>> BEGIN PROVIDED RECORDS

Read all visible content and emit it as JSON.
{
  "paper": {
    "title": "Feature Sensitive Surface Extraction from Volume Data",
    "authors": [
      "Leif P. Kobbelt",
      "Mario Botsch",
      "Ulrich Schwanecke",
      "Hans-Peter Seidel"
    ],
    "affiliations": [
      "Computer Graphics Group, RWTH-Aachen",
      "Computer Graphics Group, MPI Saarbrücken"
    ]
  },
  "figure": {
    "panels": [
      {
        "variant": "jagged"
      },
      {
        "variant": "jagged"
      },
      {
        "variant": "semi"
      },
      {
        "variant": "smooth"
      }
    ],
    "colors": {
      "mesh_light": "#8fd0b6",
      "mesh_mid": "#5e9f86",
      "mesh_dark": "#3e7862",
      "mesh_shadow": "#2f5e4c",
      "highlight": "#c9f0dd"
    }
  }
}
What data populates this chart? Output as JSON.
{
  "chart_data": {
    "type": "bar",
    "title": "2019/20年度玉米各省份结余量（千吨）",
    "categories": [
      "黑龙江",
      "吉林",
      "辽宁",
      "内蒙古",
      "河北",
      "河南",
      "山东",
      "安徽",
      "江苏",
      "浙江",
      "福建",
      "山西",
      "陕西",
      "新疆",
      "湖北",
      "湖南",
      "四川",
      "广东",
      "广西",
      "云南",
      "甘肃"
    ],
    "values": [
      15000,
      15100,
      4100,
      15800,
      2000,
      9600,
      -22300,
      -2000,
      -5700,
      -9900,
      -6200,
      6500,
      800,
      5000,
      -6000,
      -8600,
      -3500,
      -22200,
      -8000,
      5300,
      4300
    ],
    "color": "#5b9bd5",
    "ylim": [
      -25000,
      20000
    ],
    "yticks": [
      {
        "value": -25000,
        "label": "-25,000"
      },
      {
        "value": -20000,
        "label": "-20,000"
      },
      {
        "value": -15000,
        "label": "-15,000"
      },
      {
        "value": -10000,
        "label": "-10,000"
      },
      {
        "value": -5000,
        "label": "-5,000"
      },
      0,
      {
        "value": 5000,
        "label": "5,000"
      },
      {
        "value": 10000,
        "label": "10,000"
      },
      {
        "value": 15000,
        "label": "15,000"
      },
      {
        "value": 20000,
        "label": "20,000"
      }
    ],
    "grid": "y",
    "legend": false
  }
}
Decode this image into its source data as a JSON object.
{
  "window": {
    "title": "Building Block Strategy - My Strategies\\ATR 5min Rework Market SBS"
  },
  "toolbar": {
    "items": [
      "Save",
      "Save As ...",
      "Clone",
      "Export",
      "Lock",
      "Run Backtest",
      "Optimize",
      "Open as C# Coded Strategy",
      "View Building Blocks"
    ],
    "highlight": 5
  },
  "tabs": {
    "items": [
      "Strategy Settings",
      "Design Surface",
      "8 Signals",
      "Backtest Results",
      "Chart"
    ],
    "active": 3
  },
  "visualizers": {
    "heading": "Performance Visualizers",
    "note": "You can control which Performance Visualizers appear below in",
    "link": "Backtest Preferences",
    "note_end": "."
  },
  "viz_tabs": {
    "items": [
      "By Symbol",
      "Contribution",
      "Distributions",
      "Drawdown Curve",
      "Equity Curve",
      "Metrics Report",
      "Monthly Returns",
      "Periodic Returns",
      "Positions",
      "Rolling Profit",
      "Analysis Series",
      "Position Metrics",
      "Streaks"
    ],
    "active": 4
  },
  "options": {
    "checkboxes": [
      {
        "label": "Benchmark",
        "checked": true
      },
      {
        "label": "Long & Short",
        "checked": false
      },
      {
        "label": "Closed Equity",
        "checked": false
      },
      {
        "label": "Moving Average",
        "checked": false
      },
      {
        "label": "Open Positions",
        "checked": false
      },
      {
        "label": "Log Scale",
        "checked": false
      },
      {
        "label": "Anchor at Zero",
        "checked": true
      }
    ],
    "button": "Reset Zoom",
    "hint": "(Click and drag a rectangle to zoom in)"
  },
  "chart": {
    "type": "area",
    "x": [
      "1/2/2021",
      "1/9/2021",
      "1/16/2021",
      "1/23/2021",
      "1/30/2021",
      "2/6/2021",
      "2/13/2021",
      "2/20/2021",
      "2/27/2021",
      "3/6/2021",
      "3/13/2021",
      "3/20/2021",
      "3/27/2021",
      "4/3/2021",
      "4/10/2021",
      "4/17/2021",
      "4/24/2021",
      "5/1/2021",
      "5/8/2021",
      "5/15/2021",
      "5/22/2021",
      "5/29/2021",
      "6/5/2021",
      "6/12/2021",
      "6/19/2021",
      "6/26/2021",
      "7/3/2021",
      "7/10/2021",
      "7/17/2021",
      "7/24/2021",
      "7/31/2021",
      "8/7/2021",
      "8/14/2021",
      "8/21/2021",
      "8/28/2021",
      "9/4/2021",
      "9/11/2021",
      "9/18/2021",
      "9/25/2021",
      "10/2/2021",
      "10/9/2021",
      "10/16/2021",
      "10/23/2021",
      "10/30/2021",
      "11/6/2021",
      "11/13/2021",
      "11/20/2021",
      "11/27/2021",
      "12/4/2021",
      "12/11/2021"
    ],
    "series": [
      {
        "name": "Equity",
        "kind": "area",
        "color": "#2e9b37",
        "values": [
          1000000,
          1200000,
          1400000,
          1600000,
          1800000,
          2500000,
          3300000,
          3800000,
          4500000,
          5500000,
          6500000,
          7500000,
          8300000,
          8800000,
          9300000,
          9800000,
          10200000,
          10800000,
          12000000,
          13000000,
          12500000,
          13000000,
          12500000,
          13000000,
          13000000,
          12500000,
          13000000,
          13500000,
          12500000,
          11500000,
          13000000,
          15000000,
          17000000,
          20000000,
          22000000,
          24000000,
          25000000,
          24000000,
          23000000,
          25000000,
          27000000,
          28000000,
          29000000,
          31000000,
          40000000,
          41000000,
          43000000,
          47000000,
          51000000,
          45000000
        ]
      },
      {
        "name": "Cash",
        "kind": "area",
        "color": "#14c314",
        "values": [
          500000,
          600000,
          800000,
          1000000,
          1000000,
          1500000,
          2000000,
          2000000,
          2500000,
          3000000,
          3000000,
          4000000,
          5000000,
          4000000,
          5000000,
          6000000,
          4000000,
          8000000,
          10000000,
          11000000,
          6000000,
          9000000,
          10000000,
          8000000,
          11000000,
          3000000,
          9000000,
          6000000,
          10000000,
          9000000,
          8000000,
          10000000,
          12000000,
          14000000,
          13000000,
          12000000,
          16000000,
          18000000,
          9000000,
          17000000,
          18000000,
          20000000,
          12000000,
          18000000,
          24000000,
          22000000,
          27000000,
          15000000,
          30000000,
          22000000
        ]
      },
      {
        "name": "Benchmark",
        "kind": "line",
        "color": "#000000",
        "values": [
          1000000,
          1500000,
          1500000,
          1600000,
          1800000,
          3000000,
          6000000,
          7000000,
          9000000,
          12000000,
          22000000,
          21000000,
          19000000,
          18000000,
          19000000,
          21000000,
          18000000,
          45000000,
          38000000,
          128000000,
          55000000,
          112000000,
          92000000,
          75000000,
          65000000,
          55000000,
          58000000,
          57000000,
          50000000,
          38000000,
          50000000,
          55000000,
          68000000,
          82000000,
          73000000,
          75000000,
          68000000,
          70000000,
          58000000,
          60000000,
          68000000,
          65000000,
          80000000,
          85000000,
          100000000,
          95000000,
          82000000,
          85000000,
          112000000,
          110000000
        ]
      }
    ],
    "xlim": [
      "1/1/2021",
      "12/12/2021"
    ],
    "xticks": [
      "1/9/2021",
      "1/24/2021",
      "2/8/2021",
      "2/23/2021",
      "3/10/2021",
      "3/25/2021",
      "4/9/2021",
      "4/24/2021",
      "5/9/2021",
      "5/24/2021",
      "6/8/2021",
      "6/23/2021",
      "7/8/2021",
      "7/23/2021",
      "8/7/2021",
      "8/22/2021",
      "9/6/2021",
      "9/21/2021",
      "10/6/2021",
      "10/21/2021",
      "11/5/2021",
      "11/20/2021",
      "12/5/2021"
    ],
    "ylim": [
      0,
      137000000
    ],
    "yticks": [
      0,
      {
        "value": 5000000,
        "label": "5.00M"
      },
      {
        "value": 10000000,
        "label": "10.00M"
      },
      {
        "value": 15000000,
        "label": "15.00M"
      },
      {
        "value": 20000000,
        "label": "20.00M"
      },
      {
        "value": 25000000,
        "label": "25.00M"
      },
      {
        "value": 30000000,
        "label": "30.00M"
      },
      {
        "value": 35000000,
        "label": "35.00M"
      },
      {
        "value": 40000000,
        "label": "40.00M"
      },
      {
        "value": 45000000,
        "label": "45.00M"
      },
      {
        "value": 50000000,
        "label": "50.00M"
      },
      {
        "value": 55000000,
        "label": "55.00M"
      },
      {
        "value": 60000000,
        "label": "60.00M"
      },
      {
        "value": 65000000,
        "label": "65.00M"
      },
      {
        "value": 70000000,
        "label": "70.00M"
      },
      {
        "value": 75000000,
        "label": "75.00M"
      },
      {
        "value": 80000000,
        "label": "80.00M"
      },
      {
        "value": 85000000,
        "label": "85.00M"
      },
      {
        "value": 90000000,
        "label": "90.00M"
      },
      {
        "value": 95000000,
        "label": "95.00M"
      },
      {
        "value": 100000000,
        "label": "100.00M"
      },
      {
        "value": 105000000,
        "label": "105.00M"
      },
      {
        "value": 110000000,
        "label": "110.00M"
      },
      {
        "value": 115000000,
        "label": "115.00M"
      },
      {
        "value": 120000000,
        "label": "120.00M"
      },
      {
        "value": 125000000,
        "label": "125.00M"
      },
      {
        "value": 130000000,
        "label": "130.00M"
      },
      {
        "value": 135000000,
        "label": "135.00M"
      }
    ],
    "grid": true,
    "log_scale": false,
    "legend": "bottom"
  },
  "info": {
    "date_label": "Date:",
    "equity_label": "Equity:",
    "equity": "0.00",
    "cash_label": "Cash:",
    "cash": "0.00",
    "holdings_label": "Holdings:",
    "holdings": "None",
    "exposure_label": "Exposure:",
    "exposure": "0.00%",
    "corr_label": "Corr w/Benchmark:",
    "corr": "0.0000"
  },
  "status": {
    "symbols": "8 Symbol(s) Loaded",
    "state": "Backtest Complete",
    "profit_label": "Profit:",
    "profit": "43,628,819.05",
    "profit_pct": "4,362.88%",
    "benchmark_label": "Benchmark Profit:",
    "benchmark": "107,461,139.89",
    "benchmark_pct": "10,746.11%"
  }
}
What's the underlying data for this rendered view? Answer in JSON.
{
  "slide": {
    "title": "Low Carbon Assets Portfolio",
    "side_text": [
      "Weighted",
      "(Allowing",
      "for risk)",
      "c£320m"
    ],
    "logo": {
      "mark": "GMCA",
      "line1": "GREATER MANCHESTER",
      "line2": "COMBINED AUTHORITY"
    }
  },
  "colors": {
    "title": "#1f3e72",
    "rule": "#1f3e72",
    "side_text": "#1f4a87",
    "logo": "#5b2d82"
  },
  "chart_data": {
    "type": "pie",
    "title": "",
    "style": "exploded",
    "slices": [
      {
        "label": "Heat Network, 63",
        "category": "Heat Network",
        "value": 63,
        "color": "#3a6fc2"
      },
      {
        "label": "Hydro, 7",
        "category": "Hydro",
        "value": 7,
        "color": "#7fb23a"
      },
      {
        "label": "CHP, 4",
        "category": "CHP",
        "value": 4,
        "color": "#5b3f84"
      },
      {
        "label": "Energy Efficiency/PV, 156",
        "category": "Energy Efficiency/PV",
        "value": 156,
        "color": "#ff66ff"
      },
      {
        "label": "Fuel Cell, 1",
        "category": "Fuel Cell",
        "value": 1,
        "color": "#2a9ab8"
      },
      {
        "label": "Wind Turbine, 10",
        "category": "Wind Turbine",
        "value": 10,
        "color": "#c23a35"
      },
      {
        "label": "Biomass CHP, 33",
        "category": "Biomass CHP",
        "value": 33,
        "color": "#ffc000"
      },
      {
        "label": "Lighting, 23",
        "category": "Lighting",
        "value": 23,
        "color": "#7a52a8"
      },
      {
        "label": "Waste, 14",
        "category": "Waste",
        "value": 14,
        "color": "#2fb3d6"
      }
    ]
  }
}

>> END PROVIDED RECORDS

SET TASK:
Copy out the lines that hold "Fuel".

OUTPUT OF THE EXERCISE:
        "label": "Fuel Cell, 1",
        "category": "Fuel Cell",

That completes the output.